(begin)

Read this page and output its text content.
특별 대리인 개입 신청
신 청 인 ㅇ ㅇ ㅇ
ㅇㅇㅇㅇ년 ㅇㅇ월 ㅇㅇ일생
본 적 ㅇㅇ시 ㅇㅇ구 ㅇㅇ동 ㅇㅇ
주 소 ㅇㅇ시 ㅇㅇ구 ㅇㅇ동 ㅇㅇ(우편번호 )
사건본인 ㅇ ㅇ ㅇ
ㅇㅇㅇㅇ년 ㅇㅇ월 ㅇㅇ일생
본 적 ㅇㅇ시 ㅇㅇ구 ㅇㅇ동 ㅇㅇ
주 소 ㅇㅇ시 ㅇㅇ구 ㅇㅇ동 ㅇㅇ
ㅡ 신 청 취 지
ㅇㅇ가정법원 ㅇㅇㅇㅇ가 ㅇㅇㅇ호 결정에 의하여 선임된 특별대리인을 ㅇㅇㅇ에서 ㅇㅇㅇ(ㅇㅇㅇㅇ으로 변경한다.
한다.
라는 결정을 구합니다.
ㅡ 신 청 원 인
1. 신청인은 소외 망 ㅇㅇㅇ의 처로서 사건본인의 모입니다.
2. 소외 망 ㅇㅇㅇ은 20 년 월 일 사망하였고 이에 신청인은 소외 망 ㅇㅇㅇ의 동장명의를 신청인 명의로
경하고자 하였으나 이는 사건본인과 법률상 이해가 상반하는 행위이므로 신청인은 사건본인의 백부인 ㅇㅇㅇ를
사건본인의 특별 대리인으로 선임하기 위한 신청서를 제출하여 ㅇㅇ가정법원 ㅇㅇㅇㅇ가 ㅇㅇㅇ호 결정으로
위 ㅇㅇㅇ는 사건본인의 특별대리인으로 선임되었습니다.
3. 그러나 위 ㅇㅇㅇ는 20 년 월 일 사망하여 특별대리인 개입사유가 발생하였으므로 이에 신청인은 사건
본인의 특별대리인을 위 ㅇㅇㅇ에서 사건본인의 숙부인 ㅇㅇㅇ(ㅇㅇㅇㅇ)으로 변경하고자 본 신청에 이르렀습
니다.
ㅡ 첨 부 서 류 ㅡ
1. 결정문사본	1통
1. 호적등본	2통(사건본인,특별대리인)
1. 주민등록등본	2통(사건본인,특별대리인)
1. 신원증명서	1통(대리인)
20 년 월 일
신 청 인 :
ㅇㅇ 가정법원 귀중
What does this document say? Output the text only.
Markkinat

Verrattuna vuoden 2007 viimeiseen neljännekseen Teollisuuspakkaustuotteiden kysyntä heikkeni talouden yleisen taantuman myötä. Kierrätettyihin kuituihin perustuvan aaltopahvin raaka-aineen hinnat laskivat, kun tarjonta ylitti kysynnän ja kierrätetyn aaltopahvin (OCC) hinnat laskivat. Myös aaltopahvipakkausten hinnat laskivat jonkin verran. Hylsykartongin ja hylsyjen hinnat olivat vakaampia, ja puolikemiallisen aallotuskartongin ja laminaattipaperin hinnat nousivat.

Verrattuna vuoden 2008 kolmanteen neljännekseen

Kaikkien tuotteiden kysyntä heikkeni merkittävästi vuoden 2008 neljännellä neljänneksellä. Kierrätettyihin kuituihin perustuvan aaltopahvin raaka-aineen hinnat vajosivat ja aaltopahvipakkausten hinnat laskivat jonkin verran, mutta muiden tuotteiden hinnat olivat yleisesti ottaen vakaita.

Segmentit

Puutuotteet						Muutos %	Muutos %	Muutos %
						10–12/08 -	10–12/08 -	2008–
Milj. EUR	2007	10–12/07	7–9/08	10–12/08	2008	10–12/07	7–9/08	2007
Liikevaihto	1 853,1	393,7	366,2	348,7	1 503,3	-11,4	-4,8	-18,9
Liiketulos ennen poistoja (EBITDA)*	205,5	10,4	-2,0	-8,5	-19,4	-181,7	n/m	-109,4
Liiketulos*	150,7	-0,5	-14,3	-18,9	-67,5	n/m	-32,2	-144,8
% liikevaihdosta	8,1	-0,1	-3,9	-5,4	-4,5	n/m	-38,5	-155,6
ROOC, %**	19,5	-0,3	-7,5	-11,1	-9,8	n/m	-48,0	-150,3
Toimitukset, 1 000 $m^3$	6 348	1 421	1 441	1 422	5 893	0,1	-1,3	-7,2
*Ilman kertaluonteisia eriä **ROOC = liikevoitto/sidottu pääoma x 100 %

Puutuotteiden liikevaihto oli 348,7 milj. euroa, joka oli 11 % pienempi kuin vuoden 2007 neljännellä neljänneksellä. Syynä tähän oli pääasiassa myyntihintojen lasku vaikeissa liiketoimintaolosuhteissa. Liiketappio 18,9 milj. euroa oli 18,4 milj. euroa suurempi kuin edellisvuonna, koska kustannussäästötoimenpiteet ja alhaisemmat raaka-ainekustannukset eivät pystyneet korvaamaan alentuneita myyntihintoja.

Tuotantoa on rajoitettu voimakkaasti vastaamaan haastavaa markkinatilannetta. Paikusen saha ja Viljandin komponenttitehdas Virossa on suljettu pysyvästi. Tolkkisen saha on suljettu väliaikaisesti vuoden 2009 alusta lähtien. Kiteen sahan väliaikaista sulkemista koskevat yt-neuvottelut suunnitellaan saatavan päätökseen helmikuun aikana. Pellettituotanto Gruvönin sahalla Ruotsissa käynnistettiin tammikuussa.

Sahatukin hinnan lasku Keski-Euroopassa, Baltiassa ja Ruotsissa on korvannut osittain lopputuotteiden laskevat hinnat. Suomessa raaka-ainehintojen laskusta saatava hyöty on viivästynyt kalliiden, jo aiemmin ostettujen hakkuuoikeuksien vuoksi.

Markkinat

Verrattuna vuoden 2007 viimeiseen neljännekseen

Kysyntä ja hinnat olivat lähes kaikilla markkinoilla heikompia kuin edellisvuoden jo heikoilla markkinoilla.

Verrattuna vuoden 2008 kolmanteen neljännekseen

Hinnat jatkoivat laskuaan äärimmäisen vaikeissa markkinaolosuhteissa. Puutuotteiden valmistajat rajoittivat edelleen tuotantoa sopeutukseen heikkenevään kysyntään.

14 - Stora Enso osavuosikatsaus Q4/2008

(end)

Return each line where "verran" shows up.

§ **RESULT FOR THIS TASK**:
Verrattuna vuoden 2007 viimeiseen neljännekseen Teollisuuspakkaustuotteiden kysyntä heikkeni talouden yleisen taantuman myötä. Kierrätettyihin kuituihin perustuvan aaltopahvin raaka-aineen hinnat laskivat, kun tarjonta ylitti kysynnän ja kierrätetyn aaltopahvin (OCC) hinnat laskivat. Myös aaltopahvipakkausten hinnat laskivat jonkin verran. Hylsykartongin ja hylsyjen hinnat olivat vakaampia, ja puolikemiallisen aallotuskartongin ja laminaattipaperin hinnat nousivat.
Kaikkien tuotteiden kysyntä heikkeni merkittävästi vuoden 2008 neljännellä neljänneksellä. Kierrätettyihin kuituihin perustuvan aaltopahvin raaka-aineen hinnat vajosivat ja aaltopahvipakkausten hinnat laskivat jonkin verran, mutta muiden tuotteiden hinnat olivat yleisesti ottaen vakaita.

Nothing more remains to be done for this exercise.